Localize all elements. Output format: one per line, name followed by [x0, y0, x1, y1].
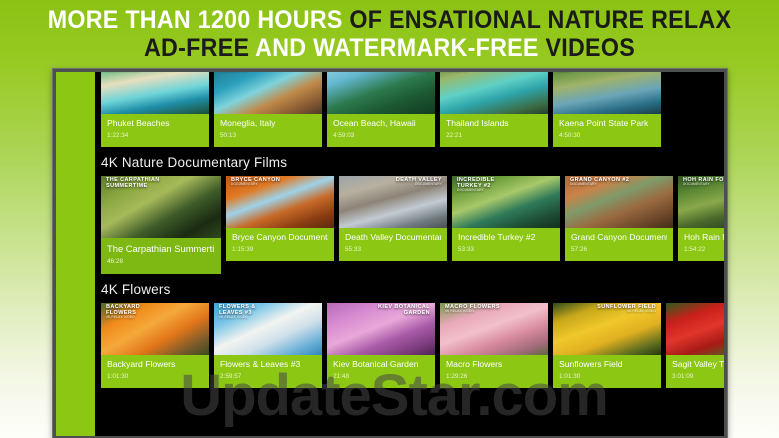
video-title: Death Valley Documentary: [345, 233, 441, 242]
video-card[interactable]: ISLANDSTHAILAND 4KThailand Islands22:21: [440, 72, 548, 147]
thumbnail-badge: FLOWERS & LEAVES #34K RELAX VIDEO: [219, 304, 281, 320]
video-duration: 3:01:09: [672, 373, 724, 380]
video-duration: 1:54:22: [684, 246, 724, 253]
video-duration: 46:28: [107, 258, 215, 265]
video-meta: Kiev Botanical Garden21:48: [327, 355, 435, 388]
card-strip[interactable]: BEACHESRELAXATION VIDEOPhuket Beaches1:2…: [95, 72, 724, 147]
video-title: Grand Canyon Documentary: [571, 233, 667, 242]
section-title: 4K Flowers: [95, 274, 724, 303]
thumbnail-badge: BEACHHAWAII 4K: [408, 72, 430, 73]
video-duration: 1:01:30: [559, 373, 655, 380]
video-meta: Moneglia, Italy50:13: [214, 114, 322, 147]
thumbnail-badge-subtitle: 4K RELAX VIDEO: [597, 310, 656, 314]
video-card[interactable]: STATE PARKHAWAIIKaena Point State Park4:…: [553, 72, 661, 147]
tv-screen: BEACHESRELAXATION VIDEOPhuket Beaches1:2…: [56, 72, 724, 436]
section-title: 4K Nature Documentary Films: [95, 147, 724, 176]
thumbnail-badge-subtitle: 4K AERIAL VIDEO: [219, 72, 249, 73]
video-meta: Macro Flowers1:29:26: [440, 355, 548, 388]
video-meta: Grand Canyon Documentary57:26: [565, 228, 673, 261]
video-card[interactable]: BRYCE CANYONDOCUMENTARYBryce Canyon Docu…: [226, 176, 334, 261]
thumbnail-badge: GRAND CANYON #2DOCUMENTARY: [570, 177, 629, 187]
video-thumbnail[interactable]: STATE PARKHAWAII: [553, 72, 661, 114]
video-thumbnail[interactable]: SUNFLOWER FIELD4K RELAX VIDEO: [553, 303, 661, 355]
thumbnail-badge-subtitle: DOCUMENTARY: [457, 189, 519, 193]
video-card[interactable]: BEACHHAWAII 4KOcean Beach, Hawaii4:59:03: [327, 72, 435, 147]
content-row: BEACHESRELAXATION VIDEOPhuket Beaches1:2…: [95, 72, 724, 147]
thumbnail-badge: THE CARPATHIAN SUMMERTIME: [106, 177, 168, 189]
video-card[interactable]: MACRO FLOWERS4K RELAX VIDEOMacro Flowers…: [440, 303, 548, 388]
headline-line2-part1: AD-FREE: [144, 34, 255, 62]
video-thumbnail[interactable]: DEATH VALLEYDOCUMENTARY: [339, 176, 447, 228]
thumbnail-badge-title: KIEV BOTANICAL GARDEN: [378, 304, 430, 316]
headline-line-2: AD-FREE AND WATERMARK-FREE VIDEOS: [27, 34, 751, 62]
thumbnail-badge-subtitle: DOCUMENTARY: [231, 183, 280, 187]
video-title: Incredible Turkey #2: [458, 233, 554, 242]
video-meta: Bryce Canyon Documentary1:15:39: [226, 228, 334, 261]
video-card[interactable]: Sagit Valley Tulip3:01:09: [666, 303, 724, 388]
video-card[interactable]: THE CARPATHIAN SUMMERTIMEThe Carpathian …: [101, 176, 221, 274]
thumbnail-badge-subtitle: HAWAII 4K: [408, 72, 430, 73]
video-card[interactable]: KIEV BOTANICAL GARDENKiev Botanical Gard…: [327, 303, 435, 388]
video-duration: 53:33: [458, 246, 554, 253]
headline: MORE THAN 1200 HOURS OF ENSATIONAL NATUR…: [0, 6, 779, 62]
thumbnail-badge-subtitle: HAWAII: [558, 72, 596, 73]
thumbnail-badge: ISLANDSTHAILAND 4K: [445, 72, 472, 73]
video-duration: 4:50:30: [559, 132, 655, 139]
thumbnail-badge: HOH RAIN FORESTDOCUMENTARY: [683, 177, 724, 187]
video-title: Phuket Beaches: [107, 119, 203, 128]
tv-frame: BEACHESRELAXATION VIDEOPhuket Beaches1:2…: [52, 68, 728, 438]
video-card[interactable]: SUNFLOWER FIELD4K RELAX VIDEOSunflowers …: [553, 303, 661, 388]
video-thumbnail[interactable]: INCREDIBLE TURKEY #2DOCUMENTARY: [452, 176, 560, 228]
video-duration: 55:33: [345, 246, 441, 253]
video-duration: 57:26: [571, 246, 667, 253]
video-title: Macro Flowers: [446, 360, 542, 369]
thumbnail-badge-subtitle: 4K RELAX VIDEO: [219, 316, 281, 320]
video-title: Ocean Beach, Hawaii: [333, 119, 429, 128]
video-duration: 50:13: [220, 132, 316, 139]
video-meta: Sunflowers Field1:01:30: [553, 355, 661, 388]
video-thumbnail[interactable]: ISLANDSTHAILAND 4K: [440, 72, 548, 114]
headline-line-1: MORE THAN 1200 HOURS OF ENSATIONAL NATUR…: [27, 6, 751, 34]
content-area: BEACHESRELAXATION VIDEOPhuket Beaches1:2…: [95, 72, 724, 436]
video-card[interactable]: GRAND CANYON #2DOCUMENTARYGrand Canyon D…: [565, 176, 673, 261]
video-card[interactable]: HOH RAIN FORESTDOCUMENTARYHoh Rain Fores…: [678, 176, 724, 261]
thumbnail-badge-subtitle: DOCUMENTARY: [683, 183, 724, 187]
card-strip[interactable]: BACKYARD FLOWERS4K RELAX VIDEOBackyard F…: [95, 303, 724, 388]
video-thumbnail[interactable]: THE CARPATHIAN SUMMERTIME: [101, 176, 221, 238]
headline-line2-part2: AND WATERMARK-FREE: [255, 34, 545, 62]
video-meta: Incredible Turkey #253:33: [452, 228, 560, 261]
thumbnail-badge: MACRO FLOWERS4K RELAX VIDEO: [445, 304, 500, 314]
video-meta: Kaena Point State Park4:50:30: [553, 114, 661, 147]
video-card[interactable]: BEACHESRELAXATION VIDEOPhuket Beaches1:2…: [101, 72, 209, 147]
video-meta: The Carpathian Summertime46:28: [101, 238, 221, 274]
video-title: Kaena Point State Park: [559, 119, 655, 128]
video-thumbnail[interactable]: MACRO FLOWERS4K RELAX VIDEO: [440, 303, 548, 355]
video-thumbnail[interactable]: BEACHHAWAII 4K: [327, 72, 435, 114]
thumbnail-badge: SUNFLOWER FIELD4K RELAX VIDEO: [597, 304, 656, 314]
video-meta: Sagit Valley Tulip3:01:09: [666, 355, 724, 388]
thumbnail-badge-subtitle: DOCUMENTARY: [570, 183, 629, 187]
video-duration: 1:01:30: [107, 373, 203, 380]
video-duration: 4:59:03: [333, 132, 429, 139]
video-title: Sunflowers Field: [559, 360, 655, 369]
promo-banner: MORE THAN 1200 HOURS OF ENSATIONAL NATUR…: [0, 0, 779, 438]
video-duration: 1:15:39: [232, 246, 328, 253]
content-row: 4K FlowersBACKYARD FLOWERS4K RELAX VIDEO…: [95, 274, 724, 388]
video-thumbnail[interactable]: FLOWERS & LEAVES #34K RELAX VIDEO: [214, 303, 322, 355]
video-title: Flowers & Leaves #3: [220, 360, 316, 369]
headline-line1-part1: MORE THAN 1200 HOURS: [48, 6, 350, 34]
video-card[interactable]: ITALY4K AERIAL VIDEOMoneglia, Italy50:13: [214, 72, 322, 147]
video-meta: Death Valley Documentary55:33: [339, 228, 447, 261]
video-title: Kiev Botanical Garden: [333, 360, 429, 369]
thumbnail-badge-subtitle: 4K RELAX VIDEO: [445, 310, 500, 314]
video-thumbnail[interactable]: HOH RAIN FORESTDOCUMENTARY: [678, 176, 724, 228]
video-thumbnail[interactable]: [666, 303, 724, 355]
video-duration: 2:59:57: [220, 373, 316, 380]
thumbnail-badge: BACKYARD FLOWERS4K RELAX VIDEO: [106, 304, 168, 320]
video-meta: Backyard Flowers1:01:30: [101, 355, 209, 388]
thumbnail-badge: INCREDIBLE TURKEY #2DOCUMENTARY: [457, 177, 519, 193]
thumbnail-badge: KIEV BOTANICAL GARDEN: [368, 304, 430, 316]
content-row: 4K Nature Documentary FilmsTHE CARPATHIA…: [95, 147, 724, 274]
thumbnail-badge-title: THE CARPATHIAN SUMMERTIME: [106, 177, 160, 189]
video-meta: Hoh Rain Fores1:54:22: [678, 228, 724, 261]
thumbnail-badge-subtitle: DOCUMENTARY: [396, 183, 442, 187]
thumbnail-badge-subtitle: THAILAND 4K: [445, 72, 472, 73]
thumbnail-badge: STATE PARKHAWAII: [558, 72, 596, 73]
headline-line2-part3: VIDEOS: [545, 34, 635, 62]
thumbnail-badge: ITALY4K AERIAL VIDEO: [219, 72, 249, 73]
video-thumbnail[interactable]: ITALY4K AERIAL VIDEO: [214, 72, 322, 114]
video-meta: Flowers & Leaves #32:59:57: [214, 355, 322, 388]
video-title: Hoh Rain Fores: [684, 233, 724, 242]
video-title: Backyard Flowers: [107, 360, 203, 369]
video-thumbnail[interactable]: KIEV BOTANICAL GARDEN: [327, 303, 435, 355]
thumbnail-badge-subtitle: 4K RELAX VIDEO: [106, 316, 168, 320]
video-thumbnail[interactable]: GRAND CANYON #2DOCUMENTARY: [565, 176, 673, 228]
video-meta: Ocean Beach, Hawaii4:59:03: [327, 114, 435, 147]
video-thumbnail[interactable]: BACKYARD FLOWERS4K RELAX VIDEO: [101, 303, 209, 355]
video-card[interactable]: DEATH VALLEYDOCUMENTARYDeath Valley Docu…: [339, 176, 447, 261]
video-meta: Thailand Islands22:21: [440, 114, 548, 147]
headline-line1-part2: OF ENSATIONAL NATURE RELAX: [349, 6, 731, 34]
video-duration: 22:21: [446, 132, 542, 139]
thumbnail-badge-subtitle: RELAXATION VIDEO: [106, 72, 140, 73]
video-card[interactable]: FLOWERS & LEAVES #34K RELAX VIDEOFlowers…: [214, 303, 322, 388]
video-meta: Phuket Beaches1:22:34: [101, 114, 209, 147]
video-title: The Carpathian Summertime: [107, 244, 215, 254]
thumbnail-badge: DEATH VALLEYDOCUMENTARY: [396, 177, 442, 187]
video-title: Thailand Islands: [446, 119, 542, 128]
video-duration: 1:22:34: [107, 132, 203, 139]
video-thumbnail[interactable]: BEACHESRELAXATION VIDEO: [101, 72, 209, 114]
video-duration: 1:29:26: [446, 373, 542, 380]
card-strip[interactable]: THE CARPATHIAN SUMMERTIMEThe Carpathian …: [95, 176, 724, 274]
video-card[interactable]: BACKYARD FLOWERS4K RELAX VIDEOBackyard F…: [101, 303, 209, 388]
thumbnail-badge: BRYCE CANYONDOCUMENTARY: [231, 177, 280, 187]
video-thumbnail[interactable]: BRYCE CANYONDOCUMENTARY: [226, 176, 334, 228]
video-title: Bryce Canyon Documentary: [232, 233, 328, 242]
video-title: Sagit Valley Tulip: [672, 360, 724, 369]
video-duration: 21:48: [333, 373, 429, 380]
video-title: Moneglia, Italy: [220, 119, 316, 128]
sidebar-rail[interactable]: [56, 72, 95, 436]
thumbnail-badge: BEACHESRELAXATION VIDEO: [106, 72, 140, 73]
video-card[interactable]: INCREDIBLE TURKEY #2DOCUMENTARYIncredibl…: [452, 176, 560, 261]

####################

Exercise prompt
Put the material lines above, from the line containing "video-title: Death Valley" through the line containing "card-strip[interactable]: BEACHESRELAXATION VIDEOPhuket", into a Markdown table with the columns Row and Material line. Number each row and leave out any blank lines.

The solution
| Row | Material line |
|---|---|
| 1 | video-title: Death Valley Documentary: [345, 233, 441, 242] |
| 2 | video-card[interactable]: ISLANDSTHAILAND 4KThailand Islands22:21: [440, 72, 548, 147] |
| 3 | thumbnail-badge: FLOWERS & LEAVES #34K RELAX VIDEO: [219, 304, 281, 320] |
| 4 | video-duration: 3:01:09: [672, 373, 724, 380] |
| 5 | video-duration: 1:54:22: [684, 246, 724, 253] |
| 6 | video-duration: 46:28: [107, 258, 215, 265] |
| 7 | video-meta: Kiev Botanical Garden21:48: [327, 355, 435, 388] |
| 8 | card-strip[interactable]: BEACHESRELAXATION VIDEOPhuket Beaches1:2…: [95, 72, 724, 147] |